#### What is needed
Set the listing down unchanged, minus every embedded image.

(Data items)
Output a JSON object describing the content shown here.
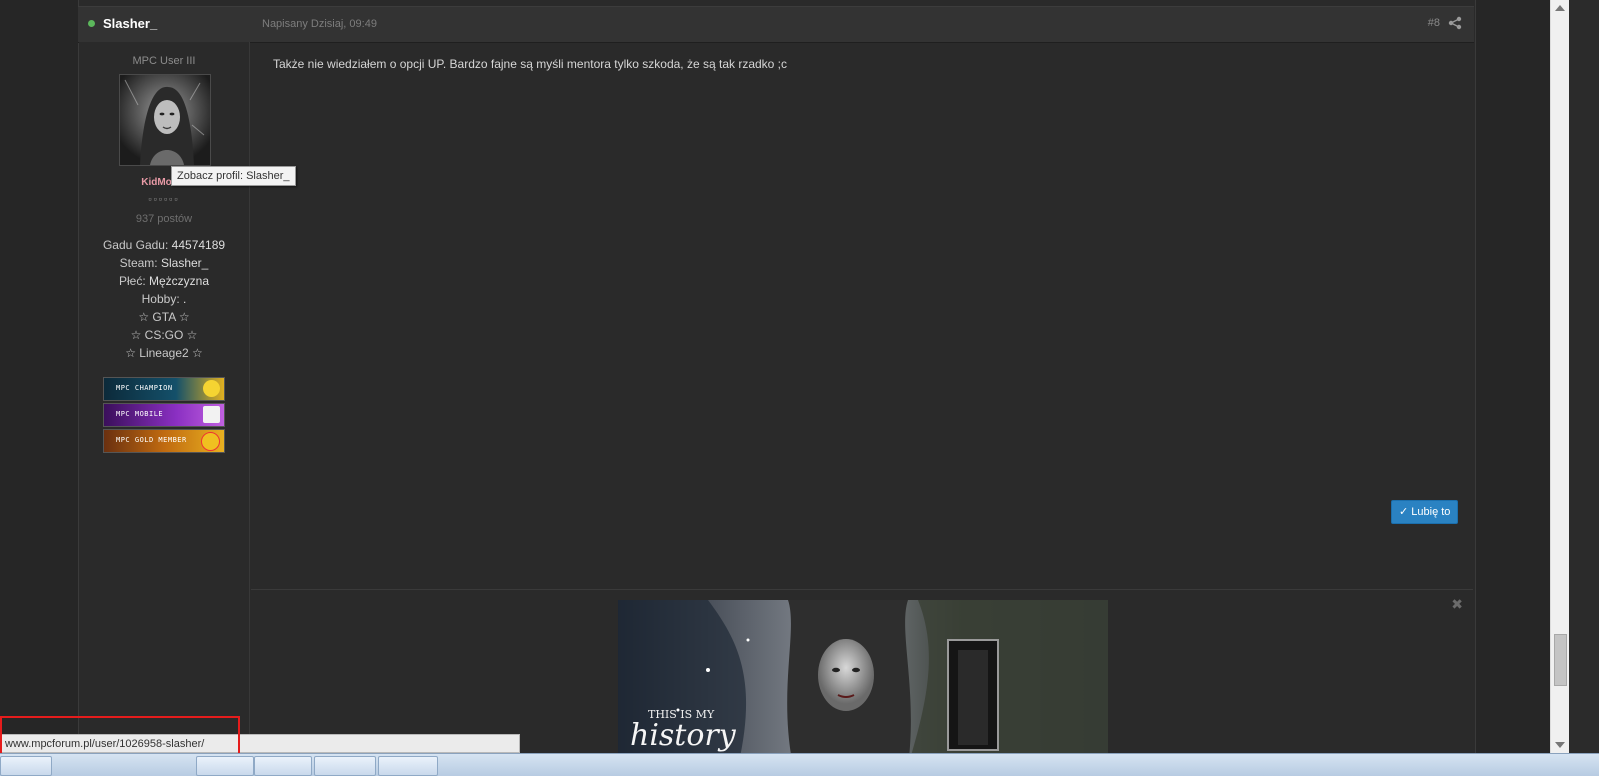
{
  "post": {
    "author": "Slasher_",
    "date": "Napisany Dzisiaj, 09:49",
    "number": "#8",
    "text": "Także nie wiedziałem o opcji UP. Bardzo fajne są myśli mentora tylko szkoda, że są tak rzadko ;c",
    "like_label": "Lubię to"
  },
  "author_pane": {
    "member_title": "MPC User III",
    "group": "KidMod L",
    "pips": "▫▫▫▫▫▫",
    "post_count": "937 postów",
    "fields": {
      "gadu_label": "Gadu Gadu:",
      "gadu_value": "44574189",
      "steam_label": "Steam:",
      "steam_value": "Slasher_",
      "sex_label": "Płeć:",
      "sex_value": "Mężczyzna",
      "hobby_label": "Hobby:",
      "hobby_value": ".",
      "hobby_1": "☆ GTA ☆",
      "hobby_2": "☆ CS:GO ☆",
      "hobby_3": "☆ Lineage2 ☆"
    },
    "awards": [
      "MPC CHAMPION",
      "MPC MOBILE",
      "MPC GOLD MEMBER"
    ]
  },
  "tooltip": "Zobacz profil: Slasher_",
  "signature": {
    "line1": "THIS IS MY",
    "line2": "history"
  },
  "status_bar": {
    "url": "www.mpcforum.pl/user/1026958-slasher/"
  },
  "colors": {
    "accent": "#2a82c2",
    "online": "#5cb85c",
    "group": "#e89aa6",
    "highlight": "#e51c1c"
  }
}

#### Final result
Output a JSON object describing the content shown here.
{
  "post": {
    "author": "Slasher_",
    "date": "Napisany Dzisiaj, 09:49",
    "number": "#8",
    "text": "Także nie wiedziałem o opcji UP. Bardzo fajne są myśli mentora tylko szkoda, że są tak rzadko ;c",
    "like_label": "Lubię to"
  },
  "author_pane": {
    "member_title": "MPC User III",
    "group": "KidMod L",
    "pips": "▫▫▫▫▫▫",
    "post_count": "937 postów",
    "fields": {
      "gadu_label": "Gadu Gadu:",
      "gadu_value": "44574189",
      "steam_label": "Steam:",
      "steam_value": "Slasher_",
      "sex_label": "Płeć:",
      "sex_value": "Mężczyzna",
      "hobby_label": "Hobby:",
      "hobby_value": ".",
      "hobby_1": "☆ GTA ☆",
      "hobby_2": "☆ CS:GO ☆",
      "hobby_3": "☆ Lineage2 ☆"
    },
    "awards": [
      "MPC CHAMPION",
      "MPC MOBILE",
      "MPC GOLD MEMBER"
    ]
  },
  "tooltip": "Zobacz profil: Slasher_",
  "signature": {
    "line1": "THIS IS MY",
    "line2": "history"
  },
  "status_bar": {
    "url": "www.mpcforum.pl/user/1026958-slasher/"
  },
  "colors": {
    "accent": "#2a82c2",
    "online": "#5cb85c",
    "group": "#e89aa6",
    "highlight": "#e51c1c"
  }
}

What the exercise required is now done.